RECORDS FOR THE EXERCISE
..........
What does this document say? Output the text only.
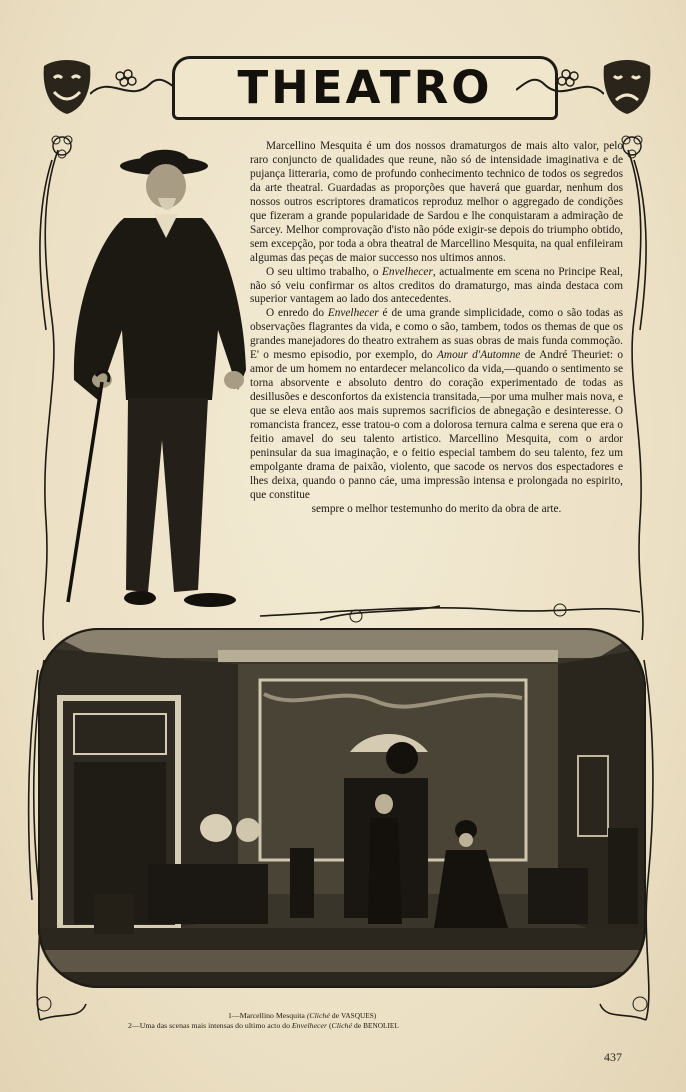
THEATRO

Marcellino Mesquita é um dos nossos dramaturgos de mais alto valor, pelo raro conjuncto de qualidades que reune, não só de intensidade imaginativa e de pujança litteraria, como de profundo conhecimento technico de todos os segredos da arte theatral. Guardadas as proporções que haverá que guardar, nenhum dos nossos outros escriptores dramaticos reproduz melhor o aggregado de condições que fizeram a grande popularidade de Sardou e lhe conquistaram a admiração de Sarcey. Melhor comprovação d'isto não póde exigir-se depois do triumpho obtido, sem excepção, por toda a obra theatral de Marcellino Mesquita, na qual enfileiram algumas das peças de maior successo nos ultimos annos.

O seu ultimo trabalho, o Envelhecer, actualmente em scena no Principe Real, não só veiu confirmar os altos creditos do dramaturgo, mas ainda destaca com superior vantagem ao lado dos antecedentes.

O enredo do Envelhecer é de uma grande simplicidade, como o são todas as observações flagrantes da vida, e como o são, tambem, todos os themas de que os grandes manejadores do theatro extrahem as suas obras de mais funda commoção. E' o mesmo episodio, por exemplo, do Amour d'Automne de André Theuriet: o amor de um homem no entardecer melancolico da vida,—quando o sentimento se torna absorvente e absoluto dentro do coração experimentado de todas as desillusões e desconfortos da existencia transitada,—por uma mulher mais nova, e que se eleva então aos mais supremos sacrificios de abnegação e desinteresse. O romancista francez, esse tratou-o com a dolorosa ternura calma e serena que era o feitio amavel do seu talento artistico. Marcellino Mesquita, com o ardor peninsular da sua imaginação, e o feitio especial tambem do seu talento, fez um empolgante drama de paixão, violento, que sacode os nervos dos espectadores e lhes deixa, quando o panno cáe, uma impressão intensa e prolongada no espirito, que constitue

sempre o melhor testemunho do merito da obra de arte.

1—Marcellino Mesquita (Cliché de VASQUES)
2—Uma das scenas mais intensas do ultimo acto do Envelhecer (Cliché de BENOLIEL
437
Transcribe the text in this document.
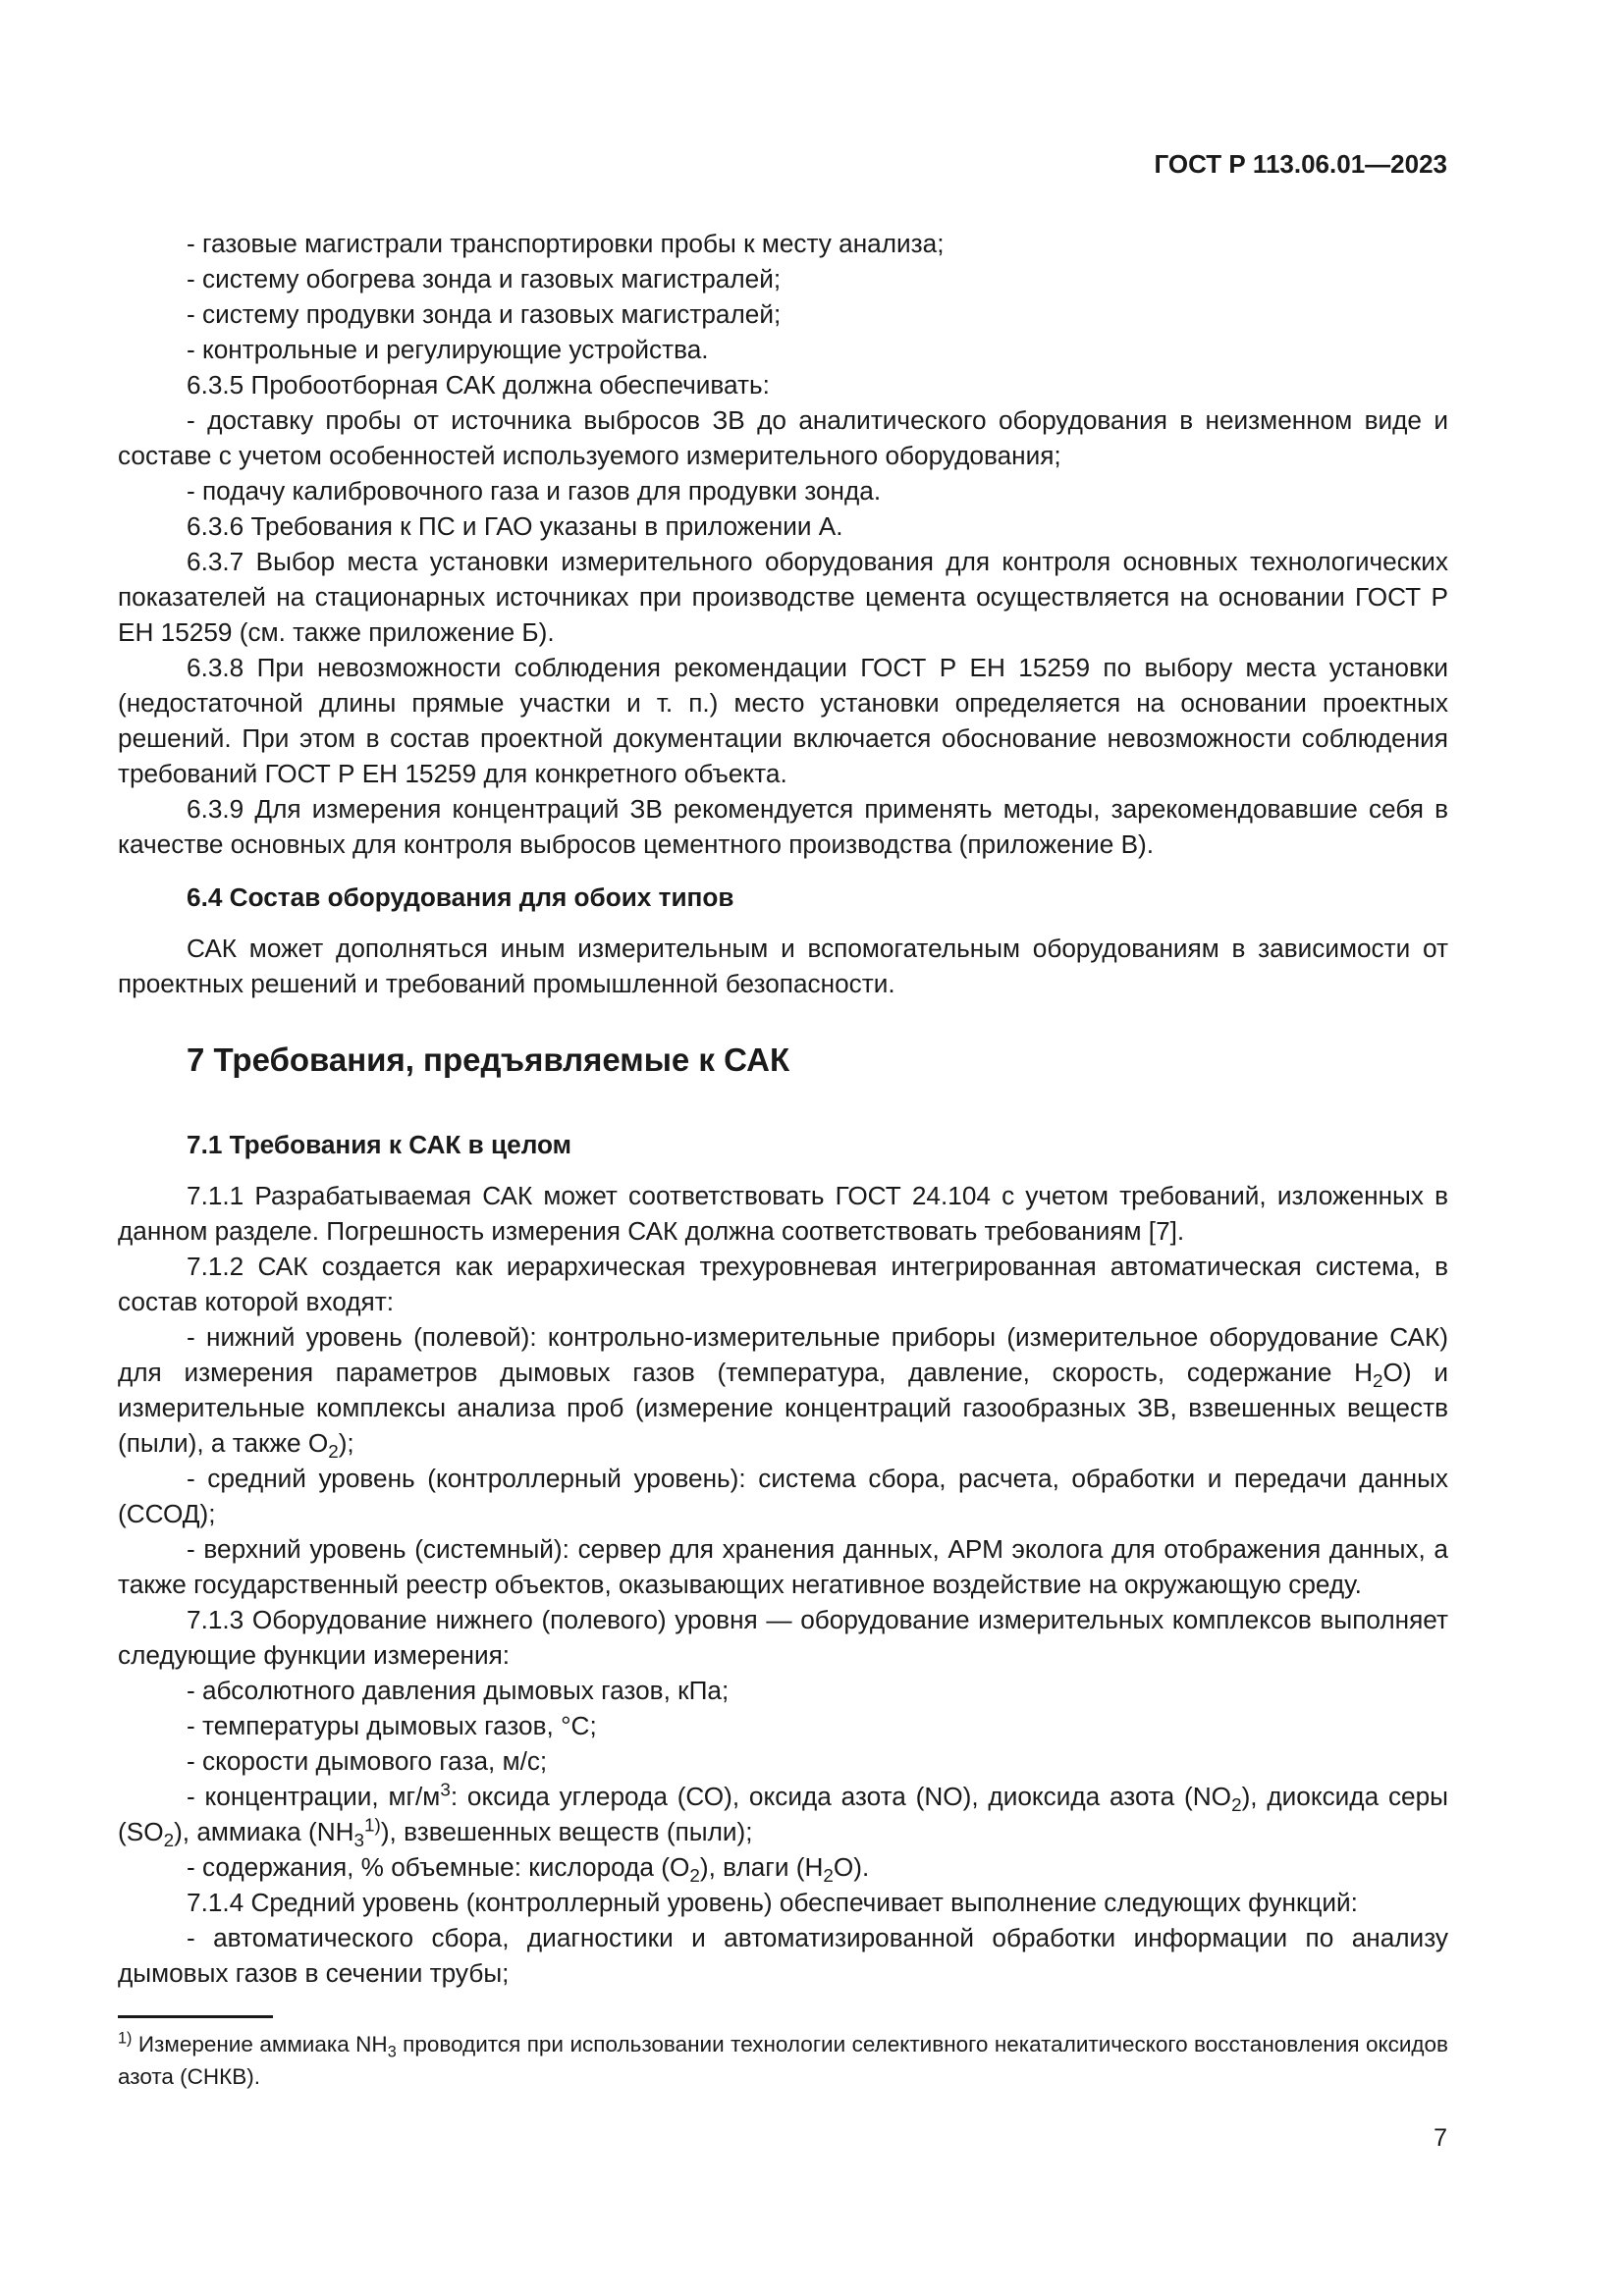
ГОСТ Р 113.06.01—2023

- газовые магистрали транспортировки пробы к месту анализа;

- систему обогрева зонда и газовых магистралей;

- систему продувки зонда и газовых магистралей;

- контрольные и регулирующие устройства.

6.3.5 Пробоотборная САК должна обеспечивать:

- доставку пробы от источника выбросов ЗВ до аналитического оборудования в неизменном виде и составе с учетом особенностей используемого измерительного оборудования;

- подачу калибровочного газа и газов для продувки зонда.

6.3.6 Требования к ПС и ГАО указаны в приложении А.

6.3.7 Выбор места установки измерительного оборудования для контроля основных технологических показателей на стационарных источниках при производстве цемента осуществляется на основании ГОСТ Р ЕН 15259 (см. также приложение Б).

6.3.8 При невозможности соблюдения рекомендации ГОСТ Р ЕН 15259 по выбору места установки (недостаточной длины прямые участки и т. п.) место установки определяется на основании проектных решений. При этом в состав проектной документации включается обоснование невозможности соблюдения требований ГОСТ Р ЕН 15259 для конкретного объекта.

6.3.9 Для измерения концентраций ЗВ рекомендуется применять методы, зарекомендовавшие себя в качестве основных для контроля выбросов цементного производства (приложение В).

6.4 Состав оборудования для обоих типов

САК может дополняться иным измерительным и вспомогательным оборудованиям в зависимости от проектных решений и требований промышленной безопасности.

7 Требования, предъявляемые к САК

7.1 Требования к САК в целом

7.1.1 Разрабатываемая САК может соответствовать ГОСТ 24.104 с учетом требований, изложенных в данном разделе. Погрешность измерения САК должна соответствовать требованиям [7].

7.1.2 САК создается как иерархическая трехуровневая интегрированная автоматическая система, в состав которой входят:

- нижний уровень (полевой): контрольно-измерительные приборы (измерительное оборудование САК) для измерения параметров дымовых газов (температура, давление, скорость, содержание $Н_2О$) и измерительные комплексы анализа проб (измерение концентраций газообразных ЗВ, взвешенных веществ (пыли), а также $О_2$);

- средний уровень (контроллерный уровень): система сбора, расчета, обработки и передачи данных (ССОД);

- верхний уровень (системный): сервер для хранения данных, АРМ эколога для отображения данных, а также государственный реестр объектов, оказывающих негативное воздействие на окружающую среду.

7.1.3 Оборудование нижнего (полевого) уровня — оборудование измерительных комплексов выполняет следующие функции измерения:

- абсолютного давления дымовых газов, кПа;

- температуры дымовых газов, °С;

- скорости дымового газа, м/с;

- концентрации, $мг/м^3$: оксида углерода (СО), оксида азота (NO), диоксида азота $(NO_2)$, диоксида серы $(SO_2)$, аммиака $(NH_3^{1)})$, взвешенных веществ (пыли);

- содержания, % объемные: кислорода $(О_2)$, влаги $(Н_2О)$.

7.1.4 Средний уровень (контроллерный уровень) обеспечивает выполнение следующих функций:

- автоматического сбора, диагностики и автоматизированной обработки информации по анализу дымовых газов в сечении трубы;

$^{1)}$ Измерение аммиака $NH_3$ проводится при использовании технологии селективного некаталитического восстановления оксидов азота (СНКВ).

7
..........
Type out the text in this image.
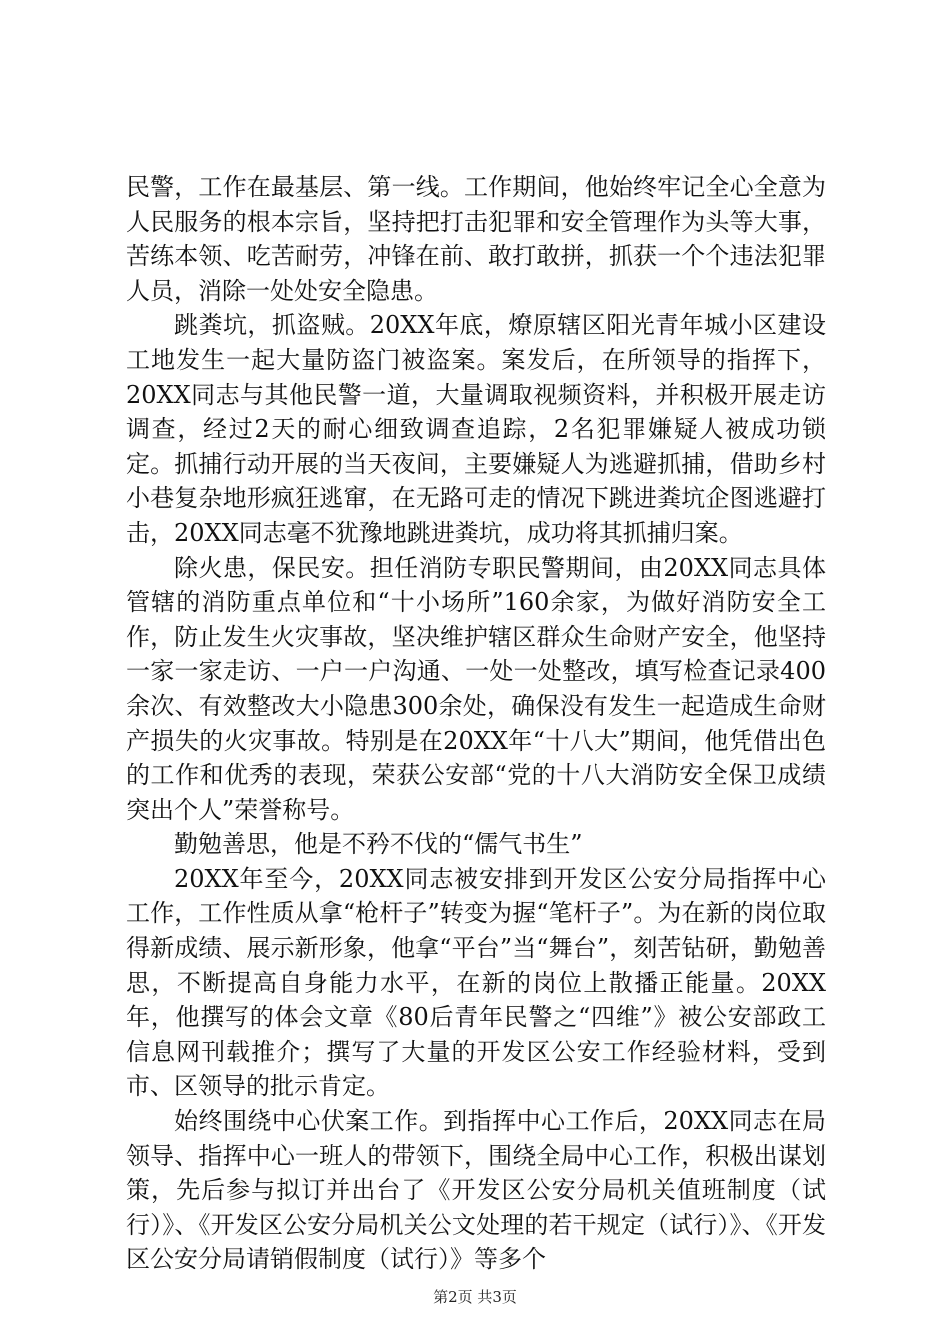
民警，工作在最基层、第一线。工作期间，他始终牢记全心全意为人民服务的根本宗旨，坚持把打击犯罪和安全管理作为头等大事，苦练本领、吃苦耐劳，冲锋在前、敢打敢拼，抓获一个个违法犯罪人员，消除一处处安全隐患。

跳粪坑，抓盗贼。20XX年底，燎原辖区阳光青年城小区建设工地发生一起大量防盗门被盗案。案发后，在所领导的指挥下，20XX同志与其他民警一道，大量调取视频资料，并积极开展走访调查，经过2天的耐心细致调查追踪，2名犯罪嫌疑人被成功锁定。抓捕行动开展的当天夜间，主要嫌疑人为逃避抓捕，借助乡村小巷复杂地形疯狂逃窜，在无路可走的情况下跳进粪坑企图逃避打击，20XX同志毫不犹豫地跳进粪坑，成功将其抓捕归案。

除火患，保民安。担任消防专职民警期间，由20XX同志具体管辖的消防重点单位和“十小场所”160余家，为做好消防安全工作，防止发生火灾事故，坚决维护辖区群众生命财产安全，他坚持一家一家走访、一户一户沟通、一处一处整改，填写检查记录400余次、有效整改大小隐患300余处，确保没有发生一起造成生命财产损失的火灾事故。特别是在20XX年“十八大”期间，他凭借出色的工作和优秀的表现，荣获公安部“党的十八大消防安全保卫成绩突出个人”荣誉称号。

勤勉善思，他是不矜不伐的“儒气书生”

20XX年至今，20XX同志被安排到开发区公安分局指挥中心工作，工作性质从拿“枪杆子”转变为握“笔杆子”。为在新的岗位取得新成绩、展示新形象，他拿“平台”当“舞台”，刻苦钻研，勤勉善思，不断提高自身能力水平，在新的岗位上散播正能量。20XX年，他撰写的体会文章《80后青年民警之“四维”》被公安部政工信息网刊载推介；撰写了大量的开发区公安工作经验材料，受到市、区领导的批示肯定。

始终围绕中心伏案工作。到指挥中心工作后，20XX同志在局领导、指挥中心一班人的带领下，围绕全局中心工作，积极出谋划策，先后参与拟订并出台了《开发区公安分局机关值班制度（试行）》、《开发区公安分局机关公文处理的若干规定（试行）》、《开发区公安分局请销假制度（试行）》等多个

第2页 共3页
..........
STATED EXERCISE
Say how many lines in the entries contain the string "зонда", and say nothing else.

FINISHED TASK
3